»»

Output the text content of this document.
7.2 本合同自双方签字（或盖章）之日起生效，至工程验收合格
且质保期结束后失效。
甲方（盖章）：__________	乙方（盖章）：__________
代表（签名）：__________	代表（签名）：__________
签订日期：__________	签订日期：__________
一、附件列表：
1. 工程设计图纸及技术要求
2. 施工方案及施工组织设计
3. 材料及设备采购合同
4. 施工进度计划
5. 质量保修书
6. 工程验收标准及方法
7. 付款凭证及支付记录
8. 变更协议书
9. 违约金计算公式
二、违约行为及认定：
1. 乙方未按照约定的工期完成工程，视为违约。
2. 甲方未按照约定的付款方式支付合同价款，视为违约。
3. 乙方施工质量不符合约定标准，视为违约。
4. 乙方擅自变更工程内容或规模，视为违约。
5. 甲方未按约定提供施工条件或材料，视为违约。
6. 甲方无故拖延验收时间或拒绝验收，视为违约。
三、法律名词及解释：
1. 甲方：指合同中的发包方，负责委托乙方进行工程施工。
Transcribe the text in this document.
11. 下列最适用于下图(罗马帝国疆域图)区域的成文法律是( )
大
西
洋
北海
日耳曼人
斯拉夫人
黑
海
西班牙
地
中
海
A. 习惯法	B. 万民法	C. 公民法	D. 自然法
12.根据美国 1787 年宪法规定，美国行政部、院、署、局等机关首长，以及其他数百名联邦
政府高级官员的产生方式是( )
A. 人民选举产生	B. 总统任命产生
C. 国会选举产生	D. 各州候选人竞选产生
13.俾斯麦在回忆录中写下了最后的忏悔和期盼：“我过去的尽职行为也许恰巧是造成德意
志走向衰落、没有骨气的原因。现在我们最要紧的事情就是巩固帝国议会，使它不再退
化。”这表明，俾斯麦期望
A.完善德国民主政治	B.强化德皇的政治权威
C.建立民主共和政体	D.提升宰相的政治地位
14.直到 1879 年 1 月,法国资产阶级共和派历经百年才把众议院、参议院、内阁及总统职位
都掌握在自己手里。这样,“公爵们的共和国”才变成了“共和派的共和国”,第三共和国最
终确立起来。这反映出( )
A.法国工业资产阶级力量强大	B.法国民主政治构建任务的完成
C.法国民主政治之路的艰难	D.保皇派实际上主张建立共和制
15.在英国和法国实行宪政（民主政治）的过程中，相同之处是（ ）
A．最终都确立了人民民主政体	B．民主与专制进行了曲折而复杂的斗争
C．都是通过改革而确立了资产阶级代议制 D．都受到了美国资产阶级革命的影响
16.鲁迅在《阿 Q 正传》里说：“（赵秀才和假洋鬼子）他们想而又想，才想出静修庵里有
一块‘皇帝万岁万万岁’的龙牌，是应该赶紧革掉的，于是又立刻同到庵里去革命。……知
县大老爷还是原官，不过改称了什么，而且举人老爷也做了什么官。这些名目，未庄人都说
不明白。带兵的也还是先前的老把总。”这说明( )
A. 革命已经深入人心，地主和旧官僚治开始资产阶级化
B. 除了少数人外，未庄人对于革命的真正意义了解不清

««

* **AIM**
Write the data back out verbatim.

* **RESULT OF THIS TASK**
Output the text content of this document.
7.2 本合同自双方签字（或盖章）之日起生效，至工程验收合格
且质保期结束后失效。
甲方（盖章）：__________	乙方（盖章）：__________
代表（签名）：__________	代表（签名）：__________
签订日期：__________	签订日期：__________
一、附件列表：
1. 工程设计图纸及技术要求
2. 施工方案及施工组织设计
3. 材料及设备采购合同
4. 施工进度计划
5. 质量保修书
6. 工程验收标准及方法
7. 付款凭证及支付记录
8. 变更协议书
9. 违约金计算公式
二、违约行为及认定：
1. 乙方未按照约定的工期完成工程，视为违约。
2. 甲方未按照约定的付款方式支付合同价款，视为违约。
3. 乙方施工质量不符合约定标准，视为违约。
4. 乙方擅自变更工程内容或规模，视为违约。
5. 甲方未按约定提供施工条件或材料，视为违约。
6. 甲方无故拖延验收时间或拒绝验收，视为违约。
三、法律名词及解释：
1. 甲方：指合同中的发包方，负责委托乙方进行工程施工。
Transcribe the text in this document.
11. 下列最适用于下图(罗马帝国疆域图)区域的成文法律是( )
大
西
洋
北海
日耳曼人
斯拉夫人
黑
海
西班牙
地
中
海
A. 习惯法	B. 万民法	C. 公民法	D. 自然法
12.根据美国 1787 年宪法规定，美国行政部、院、署、局等机关首长，以及其他数百名联邦
政府高级官员的产生方式是( )
A. 人民选举产生	B. 总统任命产生
C. 国会选举产生	D. 各州候选人竞选产生
13.俾斯麦在回忆录中写下了最后的忏悔和期盼：“我过去的尽职行为也许恰巧是造成德意
志走向衰落、没有骨气的原因。现在我们最要紧的事情就是巩固帝国议会，使它不再退
化。”这表明，俾斯麦期望
A.完善德国民主政治	B.强化德皇的政治权威
C.建立民主共和政体	D.提升宰相的政治地位
14.直到 1879 年 1 月,法国资产阶级共和派历经百年才把众议院、参议院、内阁及总统职位
都掌握在自己手里。这样,“公爵们的共和国”才变成了“共和派的共和国”,第三共和国最
终确立起来。这反映出( )
A.法国工业资产阶级力量强大	B.法国民主政治构建任务的完成
C.法国民主政治之路的艰难	D.保皇派实际上主张建立共和制
15.在英国和法国实行宪政（民主政治）的过程中，相同之处是（ ）
A．最终都确立了人民民主政体	B．民主与专制进行了曲折而复杂的斗争
C．都是通过改革而确立了资产阶级代议制 D．都受到了美国资产阶级革命的影响
16.鲁迅在《阿 Q 正传》里说：“（赵秀才和假洋鬼子）他们想而又想，才想出静修庵里有
一块‘皇帝万岁万万岁’的龙牌，是应该赶紧革掉的，于是又立刻同到庵里去革命。……知
县大老爷还是原官，不过改称了什么，而且举人老爷也做了什么官。这些名目，未庄人都说
不明白。带兵的也还是先前的老把总。”这说明( )
A. 革命已经深入人心，地主和旧官僚治开始资产阶级化
B. 除了少数人外，未庄人对于革命的真正意义了解不清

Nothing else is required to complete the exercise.